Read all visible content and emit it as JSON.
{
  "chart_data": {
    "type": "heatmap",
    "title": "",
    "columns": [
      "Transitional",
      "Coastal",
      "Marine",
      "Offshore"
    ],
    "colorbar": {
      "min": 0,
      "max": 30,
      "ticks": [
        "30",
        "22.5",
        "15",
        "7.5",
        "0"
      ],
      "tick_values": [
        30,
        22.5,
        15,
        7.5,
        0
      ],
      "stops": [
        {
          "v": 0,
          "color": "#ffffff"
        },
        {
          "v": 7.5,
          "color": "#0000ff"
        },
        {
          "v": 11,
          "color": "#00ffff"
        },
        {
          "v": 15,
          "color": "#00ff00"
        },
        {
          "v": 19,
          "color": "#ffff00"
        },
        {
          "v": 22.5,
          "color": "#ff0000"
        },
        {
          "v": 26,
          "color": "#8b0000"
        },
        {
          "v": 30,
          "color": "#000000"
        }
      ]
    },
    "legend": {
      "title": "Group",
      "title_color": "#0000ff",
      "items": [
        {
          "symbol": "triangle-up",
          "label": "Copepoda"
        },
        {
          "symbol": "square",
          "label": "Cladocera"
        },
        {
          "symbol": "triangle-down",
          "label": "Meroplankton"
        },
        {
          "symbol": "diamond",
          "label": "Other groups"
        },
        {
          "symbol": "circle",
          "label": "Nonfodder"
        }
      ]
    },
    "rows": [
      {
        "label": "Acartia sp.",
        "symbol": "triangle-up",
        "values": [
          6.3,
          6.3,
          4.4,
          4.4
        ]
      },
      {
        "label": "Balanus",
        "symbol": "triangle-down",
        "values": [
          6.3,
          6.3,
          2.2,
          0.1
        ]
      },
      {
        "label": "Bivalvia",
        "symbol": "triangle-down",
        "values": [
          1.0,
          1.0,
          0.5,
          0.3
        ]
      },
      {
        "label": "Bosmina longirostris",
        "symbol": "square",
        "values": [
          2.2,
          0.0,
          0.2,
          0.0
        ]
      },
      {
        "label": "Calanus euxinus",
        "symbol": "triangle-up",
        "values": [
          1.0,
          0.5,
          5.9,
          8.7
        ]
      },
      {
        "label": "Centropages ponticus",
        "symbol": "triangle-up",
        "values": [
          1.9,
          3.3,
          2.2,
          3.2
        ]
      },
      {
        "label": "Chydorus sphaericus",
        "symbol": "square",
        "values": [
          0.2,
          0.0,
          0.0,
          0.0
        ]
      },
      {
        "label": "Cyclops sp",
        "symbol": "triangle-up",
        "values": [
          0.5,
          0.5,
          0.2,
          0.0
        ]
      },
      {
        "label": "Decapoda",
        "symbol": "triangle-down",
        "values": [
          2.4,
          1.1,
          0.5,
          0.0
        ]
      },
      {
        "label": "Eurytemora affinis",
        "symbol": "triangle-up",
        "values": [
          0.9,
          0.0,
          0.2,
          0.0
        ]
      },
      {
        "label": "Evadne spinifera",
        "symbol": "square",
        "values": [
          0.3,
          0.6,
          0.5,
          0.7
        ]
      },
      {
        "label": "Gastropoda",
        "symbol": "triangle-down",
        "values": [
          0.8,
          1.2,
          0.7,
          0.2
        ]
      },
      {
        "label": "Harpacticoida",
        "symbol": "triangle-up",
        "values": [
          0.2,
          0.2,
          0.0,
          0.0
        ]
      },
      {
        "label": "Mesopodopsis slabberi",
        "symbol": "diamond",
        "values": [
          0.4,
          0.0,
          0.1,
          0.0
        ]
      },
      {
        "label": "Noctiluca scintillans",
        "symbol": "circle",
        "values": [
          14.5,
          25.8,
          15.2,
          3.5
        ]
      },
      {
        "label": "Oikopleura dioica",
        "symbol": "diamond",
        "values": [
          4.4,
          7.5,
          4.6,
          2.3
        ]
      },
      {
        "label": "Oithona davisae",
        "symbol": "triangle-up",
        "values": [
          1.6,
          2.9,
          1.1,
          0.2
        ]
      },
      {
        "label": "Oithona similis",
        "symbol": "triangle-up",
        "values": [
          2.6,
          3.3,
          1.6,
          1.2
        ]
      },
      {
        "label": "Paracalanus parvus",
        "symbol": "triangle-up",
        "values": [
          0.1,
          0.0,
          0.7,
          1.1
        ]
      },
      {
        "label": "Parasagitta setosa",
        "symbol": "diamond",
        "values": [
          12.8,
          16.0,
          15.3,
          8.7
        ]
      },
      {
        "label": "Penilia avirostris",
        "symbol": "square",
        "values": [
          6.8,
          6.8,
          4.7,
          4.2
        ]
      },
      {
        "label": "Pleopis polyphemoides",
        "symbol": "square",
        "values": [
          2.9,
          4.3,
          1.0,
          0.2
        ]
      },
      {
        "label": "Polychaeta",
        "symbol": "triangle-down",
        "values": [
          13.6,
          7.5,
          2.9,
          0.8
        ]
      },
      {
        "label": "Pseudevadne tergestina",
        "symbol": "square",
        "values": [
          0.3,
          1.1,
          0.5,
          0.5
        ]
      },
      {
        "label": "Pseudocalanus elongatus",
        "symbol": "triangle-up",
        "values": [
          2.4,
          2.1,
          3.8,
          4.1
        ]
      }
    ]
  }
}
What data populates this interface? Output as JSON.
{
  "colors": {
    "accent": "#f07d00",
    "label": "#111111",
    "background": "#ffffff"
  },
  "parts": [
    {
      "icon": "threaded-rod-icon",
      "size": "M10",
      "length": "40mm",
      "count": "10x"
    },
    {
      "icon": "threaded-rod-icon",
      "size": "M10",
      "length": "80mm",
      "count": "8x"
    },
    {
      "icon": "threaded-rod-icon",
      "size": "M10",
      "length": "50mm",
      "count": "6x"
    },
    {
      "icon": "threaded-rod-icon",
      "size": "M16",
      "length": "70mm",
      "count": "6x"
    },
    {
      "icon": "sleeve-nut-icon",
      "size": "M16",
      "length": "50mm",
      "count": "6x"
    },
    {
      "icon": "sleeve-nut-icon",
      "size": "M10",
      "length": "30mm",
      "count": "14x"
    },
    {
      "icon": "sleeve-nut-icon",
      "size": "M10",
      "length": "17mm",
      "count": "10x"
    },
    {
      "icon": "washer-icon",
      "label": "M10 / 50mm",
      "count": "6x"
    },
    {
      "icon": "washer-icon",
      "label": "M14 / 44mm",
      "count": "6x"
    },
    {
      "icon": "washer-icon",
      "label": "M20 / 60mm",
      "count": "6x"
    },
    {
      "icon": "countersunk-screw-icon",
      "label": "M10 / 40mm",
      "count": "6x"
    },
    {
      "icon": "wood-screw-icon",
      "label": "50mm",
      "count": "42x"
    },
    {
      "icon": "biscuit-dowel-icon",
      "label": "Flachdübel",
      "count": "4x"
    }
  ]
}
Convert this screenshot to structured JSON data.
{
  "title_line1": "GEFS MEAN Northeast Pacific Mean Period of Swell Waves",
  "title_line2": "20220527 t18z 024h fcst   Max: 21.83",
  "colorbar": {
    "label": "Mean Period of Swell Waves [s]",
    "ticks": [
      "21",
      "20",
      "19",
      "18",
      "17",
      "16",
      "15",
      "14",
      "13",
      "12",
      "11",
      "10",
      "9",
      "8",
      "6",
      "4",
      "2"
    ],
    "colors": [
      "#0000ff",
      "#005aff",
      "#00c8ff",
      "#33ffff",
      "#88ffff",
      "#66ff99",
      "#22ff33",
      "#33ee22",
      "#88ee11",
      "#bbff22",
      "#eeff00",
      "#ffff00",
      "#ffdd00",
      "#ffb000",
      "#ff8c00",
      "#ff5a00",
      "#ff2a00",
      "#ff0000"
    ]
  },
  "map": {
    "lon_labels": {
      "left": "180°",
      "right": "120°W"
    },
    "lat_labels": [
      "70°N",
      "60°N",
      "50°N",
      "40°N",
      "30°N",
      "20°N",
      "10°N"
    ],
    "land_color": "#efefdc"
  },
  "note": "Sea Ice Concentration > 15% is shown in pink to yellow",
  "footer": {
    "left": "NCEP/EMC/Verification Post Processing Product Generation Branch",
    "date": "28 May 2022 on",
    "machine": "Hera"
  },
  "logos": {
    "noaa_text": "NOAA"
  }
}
────
TASK DETAILS: Pick out each line containing the string "Oithona" and copy it.

TASK ANSWER:
        "label": "Oithona davisae",
        "label": "Oithona similis",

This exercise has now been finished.